* WHAT IS ASKED *
Go through the records and extract every line with the word "that".

* DATA RECORDS *
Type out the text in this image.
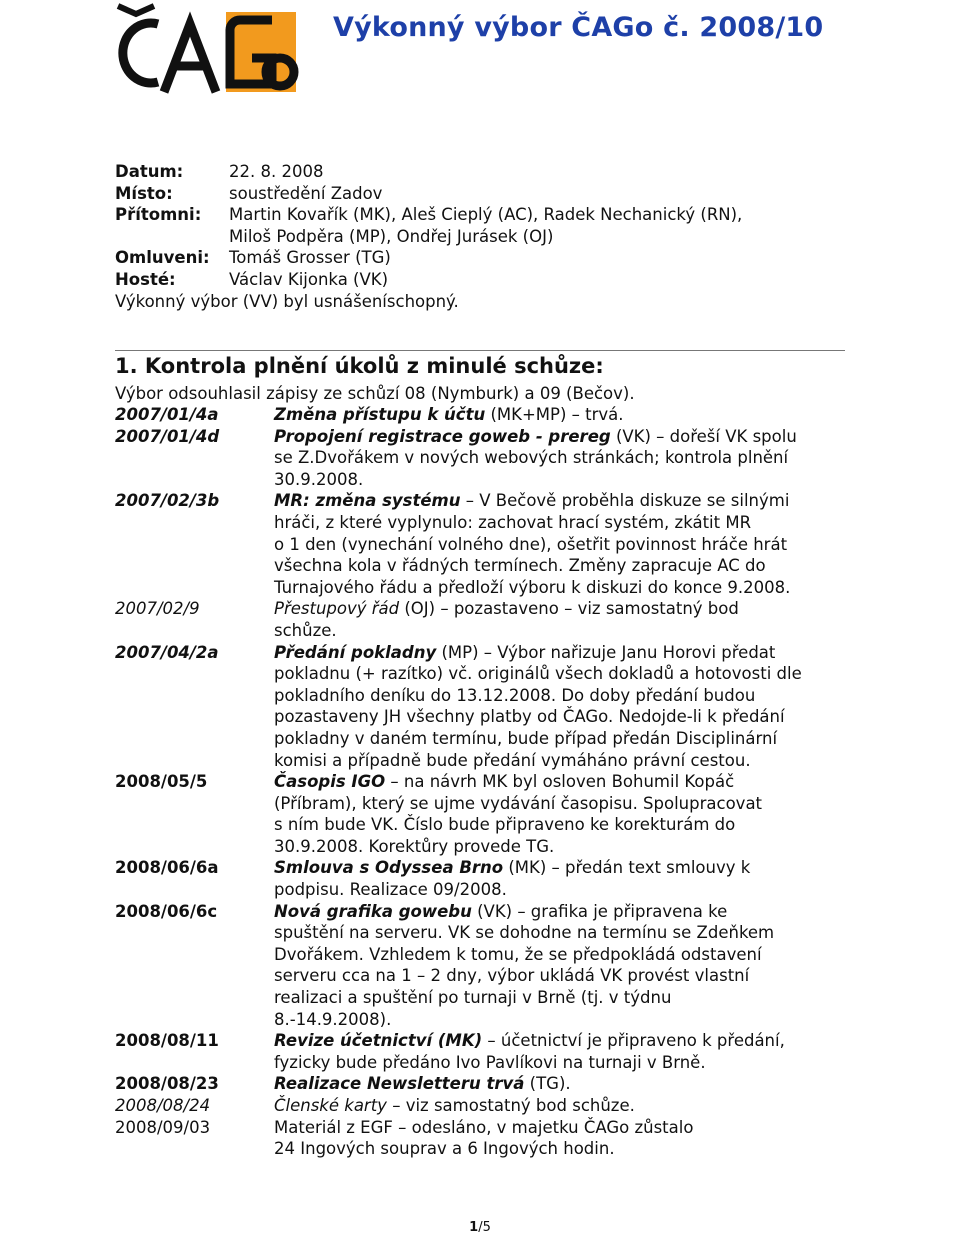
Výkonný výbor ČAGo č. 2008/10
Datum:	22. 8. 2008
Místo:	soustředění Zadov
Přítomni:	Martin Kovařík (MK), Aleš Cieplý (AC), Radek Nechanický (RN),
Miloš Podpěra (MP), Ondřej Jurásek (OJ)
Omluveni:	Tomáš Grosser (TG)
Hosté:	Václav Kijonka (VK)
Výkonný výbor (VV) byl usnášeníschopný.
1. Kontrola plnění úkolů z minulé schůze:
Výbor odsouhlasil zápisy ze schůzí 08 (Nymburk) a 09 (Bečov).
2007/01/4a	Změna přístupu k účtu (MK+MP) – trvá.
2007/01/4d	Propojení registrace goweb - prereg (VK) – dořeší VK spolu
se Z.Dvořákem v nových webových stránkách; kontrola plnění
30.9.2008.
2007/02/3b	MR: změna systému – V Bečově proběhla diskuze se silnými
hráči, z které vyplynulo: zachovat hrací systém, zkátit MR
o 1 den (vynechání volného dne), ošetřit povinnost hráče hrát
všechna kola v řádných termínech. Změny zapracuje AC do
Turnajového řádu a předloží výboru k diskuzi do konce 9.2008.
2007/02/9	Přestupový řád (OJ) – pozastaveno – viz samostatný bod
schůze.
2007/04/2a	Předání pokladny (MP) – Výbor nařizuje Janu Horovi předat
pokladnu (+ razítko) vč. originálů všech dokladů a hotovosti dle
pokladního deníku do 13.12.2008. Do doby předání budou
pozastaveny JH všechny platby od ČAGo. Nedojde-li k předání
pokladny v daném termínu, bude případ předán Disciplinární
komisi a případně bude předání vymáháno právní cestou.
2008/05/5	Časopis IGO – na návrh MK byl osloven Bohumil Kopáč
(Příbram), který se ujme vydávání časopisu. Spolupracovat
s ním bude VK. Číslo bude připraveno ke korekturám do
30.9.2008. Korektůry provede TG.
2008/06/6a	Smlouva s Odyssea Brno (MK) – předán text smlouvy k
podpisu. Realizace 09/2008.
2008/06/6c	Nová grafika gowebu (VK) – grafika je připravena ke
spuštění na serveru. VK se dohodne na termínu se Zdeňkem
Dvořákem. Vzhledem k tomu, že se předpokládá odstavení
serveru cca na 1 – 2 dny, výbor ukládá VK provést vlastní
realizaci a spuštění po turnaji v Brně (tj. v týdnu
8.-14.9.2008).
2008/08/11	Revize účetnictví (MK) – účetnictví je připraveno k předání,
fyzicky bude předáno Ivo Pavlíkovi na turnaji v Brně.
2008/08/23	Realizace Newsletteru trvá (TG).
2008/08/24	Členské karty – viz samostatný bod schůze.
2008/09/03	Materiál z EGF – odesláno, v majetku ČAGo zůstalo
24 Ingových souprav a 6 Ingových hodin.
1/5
--
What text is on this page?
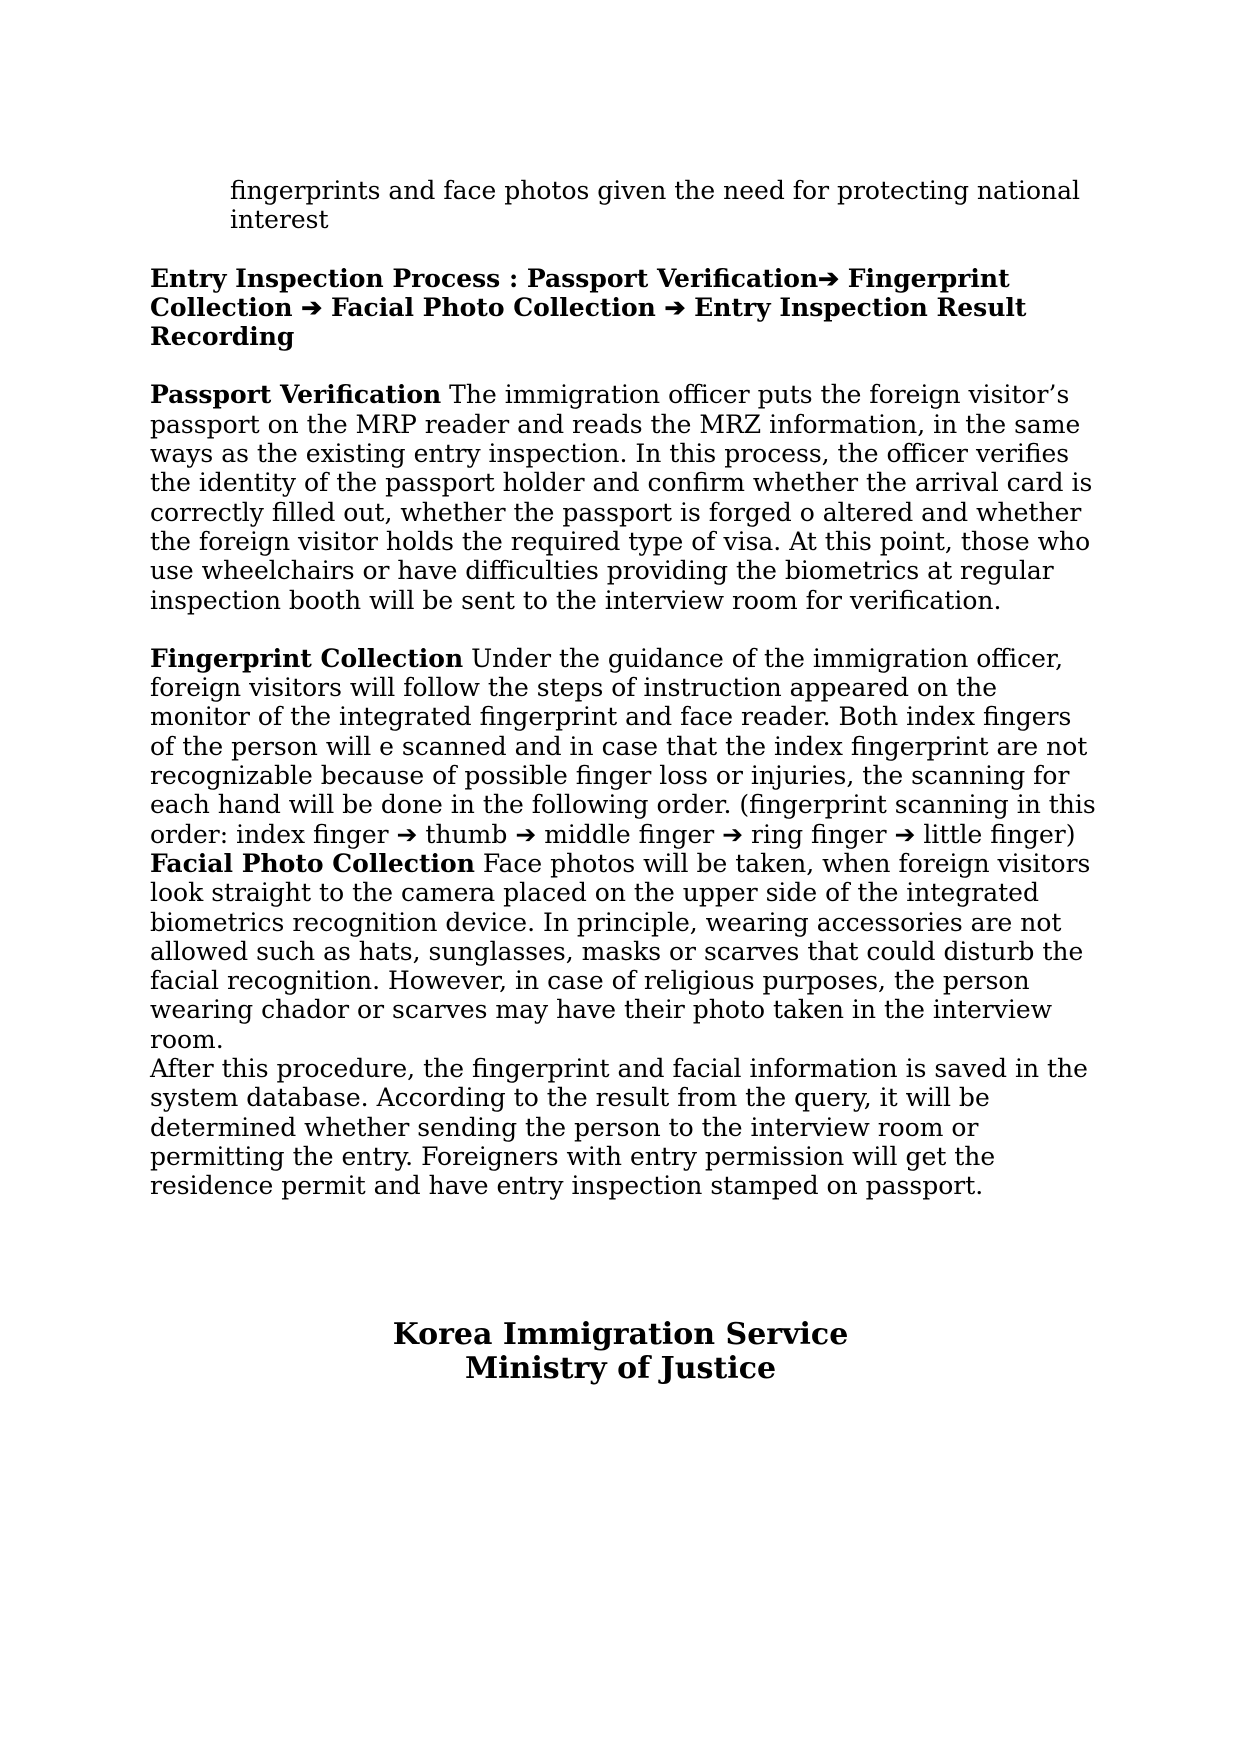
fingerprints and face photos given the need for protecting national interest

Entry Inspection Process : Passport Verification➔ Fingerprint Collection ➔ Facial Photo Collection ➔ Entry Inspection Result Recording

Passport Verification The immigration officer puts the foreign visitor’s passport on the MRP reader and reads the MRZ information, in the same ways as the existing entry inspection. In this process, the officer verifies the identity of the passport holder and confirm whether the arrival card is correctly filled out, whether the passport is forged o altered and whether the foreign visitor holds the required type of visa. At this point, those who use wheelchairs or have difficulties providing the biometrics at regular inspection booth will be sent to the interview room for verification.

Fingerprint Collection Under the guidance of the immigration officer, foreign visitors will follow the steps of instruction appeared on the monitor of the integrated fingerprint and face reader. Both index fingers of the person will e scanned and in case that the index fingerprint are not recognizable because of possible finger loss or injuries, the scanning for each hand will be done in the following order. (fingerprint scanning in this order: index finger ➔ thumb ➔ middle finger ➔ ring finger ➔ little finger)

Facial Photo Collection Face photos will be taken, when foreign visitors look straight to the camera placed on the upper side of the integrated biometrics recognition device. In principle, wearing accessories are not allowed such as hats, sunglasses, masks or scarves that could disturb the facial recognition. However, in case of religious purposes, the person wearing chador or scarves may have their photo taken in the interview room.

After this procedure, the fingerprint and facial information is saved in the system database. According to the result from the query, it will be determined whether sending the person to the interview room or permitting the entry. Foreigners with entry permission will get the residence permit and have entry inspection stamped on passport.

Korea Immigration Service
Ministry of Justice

* COMPLETED EXERCISE *
Fingerprint Collection Under the guidance of the immigration officer, foreign visitors will follow the steps of instruction appeared on the monitor of the integrated fingerprint and face reader. Both index fingers of the person will e scanned and in case that the index fingerprint are not recognizable because of possible finger loss or injuries, the scanning for each hand will be done in the following order. (fingerprint scanning in this order: index finger ➔ thumb ➔ middle finger ➔ ring finger ➔ little finger)
Facial Photo Collection Face photos will be taken, when foreign visitors look straight to the camera placed on the upper side of the integrated biometrics recognition device. In principle, wearing accessories are not allowed such as hats, sunglasses, masks or scarves that could disturb the facial recognition. However, in case of religious purposes, the person wearing chador or scarves may have their photo taken in the interview room.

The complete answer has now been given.